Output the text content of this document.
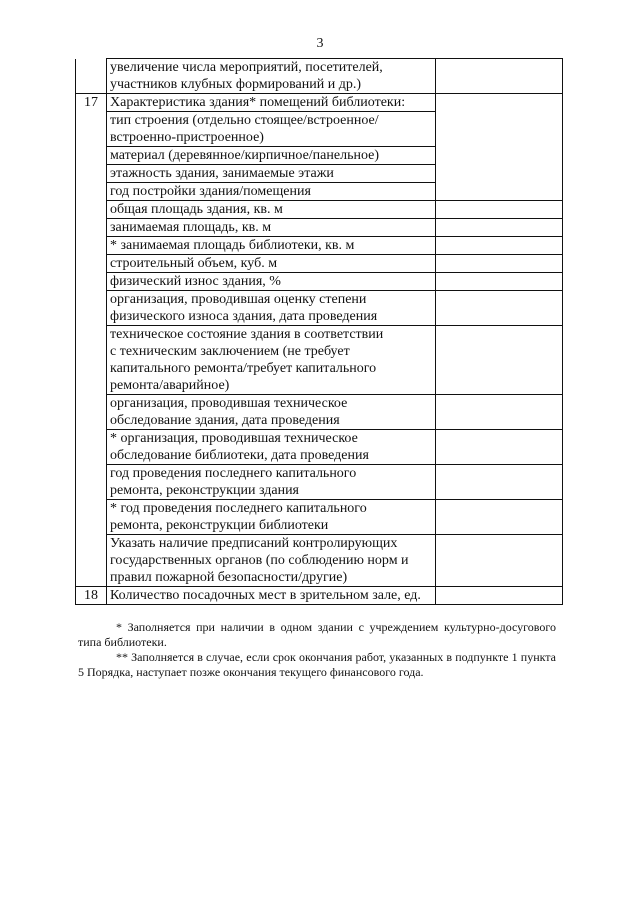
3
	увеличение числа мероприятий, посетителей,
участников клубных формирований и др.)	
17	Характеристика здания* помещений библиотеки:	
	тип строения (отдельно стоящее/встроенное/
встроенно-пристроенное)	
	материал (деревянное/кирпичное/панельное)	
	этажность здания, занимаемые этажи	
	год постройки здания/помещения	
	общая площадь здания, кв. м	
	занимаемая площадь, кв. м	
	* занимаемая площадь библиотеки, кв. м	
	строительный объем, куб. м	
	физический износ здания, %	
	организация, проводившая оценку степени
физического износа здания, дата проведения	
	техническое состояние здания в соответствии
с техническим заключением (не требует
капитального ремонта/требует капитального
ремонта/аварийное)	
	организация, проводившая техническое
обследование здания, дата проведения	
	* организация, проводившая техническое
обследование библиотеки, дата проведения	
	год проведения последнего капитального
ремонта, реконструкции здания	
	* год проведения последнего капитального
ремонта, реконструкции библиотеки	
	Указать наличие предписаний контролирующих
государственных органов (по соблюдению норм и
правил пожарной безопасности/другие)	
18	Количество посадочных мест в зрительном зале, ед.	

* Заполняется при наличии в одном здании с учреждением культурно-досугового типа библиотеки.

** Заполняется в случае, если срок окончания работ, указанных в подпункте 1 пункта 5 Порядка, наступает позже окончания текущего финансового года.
▬▬▬▬▬▬
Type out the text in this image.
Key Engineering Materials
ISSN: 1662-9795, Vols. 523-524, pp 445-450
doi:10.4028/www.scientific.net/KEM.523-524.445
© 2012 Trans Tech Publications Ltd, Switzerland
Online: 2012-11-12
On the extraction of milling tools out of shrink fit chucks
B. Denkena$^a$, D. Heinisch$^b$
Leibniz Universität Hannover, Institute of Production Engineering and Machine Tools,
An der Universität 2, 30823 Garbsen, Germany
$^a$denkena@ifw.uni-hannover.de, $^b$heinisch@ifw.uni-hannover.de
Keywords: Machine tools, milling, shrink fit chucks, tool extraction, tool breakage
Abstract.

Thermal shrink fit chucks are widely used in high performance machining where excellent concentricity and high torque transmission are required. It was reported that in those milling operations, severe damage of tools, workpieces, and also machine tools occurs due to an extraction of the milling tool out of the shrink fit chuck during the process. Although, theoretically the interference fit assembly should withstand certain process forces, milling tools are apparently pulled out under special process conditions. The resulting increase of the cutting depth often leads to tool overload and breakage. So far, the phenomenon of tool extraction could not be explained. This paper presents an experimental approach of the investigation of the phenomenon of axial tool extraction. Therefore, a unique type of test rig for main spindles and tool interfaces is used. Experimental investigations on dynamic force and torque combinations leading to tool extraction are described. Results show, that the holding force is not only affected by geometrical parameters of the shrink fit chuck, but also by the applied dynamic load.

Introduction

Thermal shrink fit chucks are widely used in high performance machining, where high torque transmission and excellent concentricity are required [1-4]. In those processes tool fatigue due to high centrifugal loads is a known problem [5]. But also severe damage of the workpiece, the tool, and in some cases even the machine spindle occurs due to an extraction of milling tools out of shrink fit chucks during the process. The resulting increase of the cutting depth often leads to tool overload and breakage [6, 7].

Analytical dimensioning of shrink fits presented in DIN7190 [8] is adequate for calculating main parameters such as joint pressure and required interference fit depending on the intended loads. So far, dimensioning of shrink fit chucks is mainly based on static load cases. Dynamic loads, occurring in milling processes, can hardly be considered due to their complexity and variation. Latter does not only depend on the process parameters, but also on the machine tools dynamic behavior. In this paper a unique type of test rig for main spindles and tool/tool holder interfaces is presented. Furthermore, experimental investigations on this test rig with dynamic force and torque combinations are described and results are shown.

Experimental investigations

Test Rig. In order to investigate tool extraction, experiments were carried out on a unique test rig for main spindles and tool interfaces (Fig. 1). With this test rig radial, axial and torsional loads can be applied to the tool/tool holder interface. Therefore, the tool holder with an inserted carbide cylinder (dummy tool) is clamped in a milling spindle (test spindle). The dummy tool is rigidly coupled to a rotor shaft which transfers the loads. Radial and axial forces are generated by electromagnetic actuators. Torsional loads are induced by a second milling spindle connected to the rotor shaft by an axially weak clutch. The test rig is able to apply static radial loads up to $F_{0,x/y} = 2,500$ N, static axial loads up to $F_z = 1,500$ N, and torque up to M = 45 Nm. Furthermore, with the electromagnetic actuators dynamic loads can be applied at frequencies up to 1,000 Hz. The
▬▬▬▬▬▬
Task statement: Looking at the data above, show all lines where the word "проведения" occurs.

Exercise answer:
физического износа здания, дата проведения	
обследование здания, дата проведения	
обследование библиотеки, дата проведения	
	год проведения последнего капитального
	* год проведения последнего капитального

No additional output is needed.